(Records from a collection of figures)

━━━━━━━━━━━━━━━━━━━━━━━━━━━━━━

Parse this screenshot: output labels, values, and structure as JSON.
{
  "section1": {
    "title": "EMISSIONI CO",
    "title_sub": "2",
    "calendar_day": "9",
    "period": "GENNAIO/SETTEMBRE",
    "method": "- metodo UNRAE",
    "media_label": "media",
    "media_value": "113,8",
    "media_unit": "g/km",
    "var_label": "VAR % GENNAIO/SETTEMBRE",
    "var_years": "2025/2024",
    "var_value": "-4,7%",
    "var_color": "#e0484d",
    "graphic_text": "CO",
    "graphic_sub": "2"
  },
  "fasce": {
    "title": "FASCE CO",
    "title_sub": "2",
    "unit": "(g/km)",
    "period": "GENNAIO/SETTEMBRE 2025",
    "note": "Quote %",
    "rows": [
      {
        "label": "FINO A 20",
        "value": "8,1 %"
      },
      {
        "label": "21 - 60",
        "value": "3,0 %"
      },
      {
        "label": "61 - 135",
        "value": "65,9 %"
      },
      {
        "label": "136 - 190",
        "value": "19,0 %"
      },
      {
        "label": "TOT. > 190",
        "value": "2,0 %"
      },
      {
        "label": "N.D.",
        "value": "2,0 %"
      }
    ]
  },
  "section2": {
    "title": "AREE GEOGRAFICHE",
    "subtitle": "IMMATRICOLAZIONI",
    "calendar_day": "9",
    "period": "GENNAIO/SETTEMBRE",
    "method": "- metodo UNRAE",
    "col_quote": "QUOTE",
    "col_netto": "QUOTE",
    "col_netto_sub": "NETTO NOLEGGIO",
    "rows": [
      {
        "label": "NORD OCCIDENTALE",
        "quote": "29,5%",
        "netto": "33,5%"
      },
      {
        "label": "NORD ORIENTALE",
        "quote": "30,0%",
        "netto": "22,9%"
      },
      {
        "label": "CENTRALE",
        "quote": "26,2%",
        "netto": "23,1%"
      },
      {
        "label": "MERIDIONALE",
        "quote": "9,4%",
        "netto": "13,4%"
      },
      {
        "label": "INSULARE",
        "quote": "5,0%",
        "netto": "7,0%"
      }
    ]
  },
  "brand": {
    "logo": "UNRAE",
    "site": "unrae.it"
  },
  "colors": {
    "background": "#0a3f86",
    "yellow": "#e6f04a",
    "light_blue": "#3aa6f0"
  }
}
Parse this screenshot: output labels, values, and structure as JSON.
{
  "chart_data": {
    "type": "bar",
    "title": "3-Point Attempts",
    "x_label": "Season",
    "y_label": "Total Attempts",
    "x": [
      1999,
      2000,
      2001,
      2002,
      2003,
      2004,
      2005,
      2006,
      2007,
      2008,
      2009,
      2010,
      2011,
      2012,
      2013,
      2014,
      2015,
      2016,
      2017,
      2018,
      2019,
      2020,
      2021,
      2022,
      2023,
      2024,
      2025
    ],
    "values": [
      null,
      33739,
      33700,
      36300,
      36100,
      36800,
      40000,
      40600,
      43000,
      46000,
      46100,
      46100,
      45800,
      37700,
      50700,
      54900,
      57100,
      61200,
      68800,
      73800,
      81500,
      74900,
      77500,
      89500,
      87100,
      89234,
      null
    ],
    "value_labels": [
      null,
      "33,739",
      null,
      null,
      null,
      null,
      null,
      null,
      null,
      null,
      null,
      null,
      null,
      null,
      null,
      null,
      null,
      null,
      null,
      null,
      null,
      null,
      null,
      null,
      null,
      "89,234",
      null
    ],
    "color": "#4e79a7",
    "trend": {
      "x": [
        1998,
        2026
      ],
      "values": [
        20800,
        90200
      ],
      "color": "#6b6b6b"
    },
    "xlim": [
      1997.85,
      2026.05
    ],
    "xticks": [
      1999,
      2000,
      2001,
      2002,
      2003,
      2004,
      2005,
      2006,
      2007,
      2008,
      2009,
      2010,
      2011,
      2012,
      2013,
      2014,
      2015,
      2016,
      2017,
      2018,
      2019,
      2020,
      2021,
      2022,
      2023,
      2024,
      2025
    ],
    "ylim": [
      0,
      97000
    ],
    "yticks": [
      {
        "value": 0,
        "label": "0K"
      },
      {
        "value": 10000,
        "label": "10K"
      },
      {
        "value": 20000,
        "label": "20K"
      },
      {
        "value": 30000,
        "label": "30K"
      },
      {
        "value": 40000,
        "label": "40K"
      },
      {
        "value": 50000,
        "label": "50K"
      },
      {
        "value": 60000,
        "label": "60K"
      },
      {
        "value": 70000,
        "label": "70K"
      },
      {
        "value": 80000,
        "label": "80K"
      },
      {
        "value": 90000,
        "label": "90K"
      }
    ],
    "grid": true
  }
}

━━━━━━━━━━━━━━━━━━━━━━━━━━━━━━

◆ **THE PROBLEM**:
Gather each line of the listing containing the word "values" and show it.

◆ **TASK SOLUTION**:
Parse this screenshot: output labels, values, and structure as JSON.
Parse this screenshot: output labels, values, and structure as JSON.
    "values": [
      "values": [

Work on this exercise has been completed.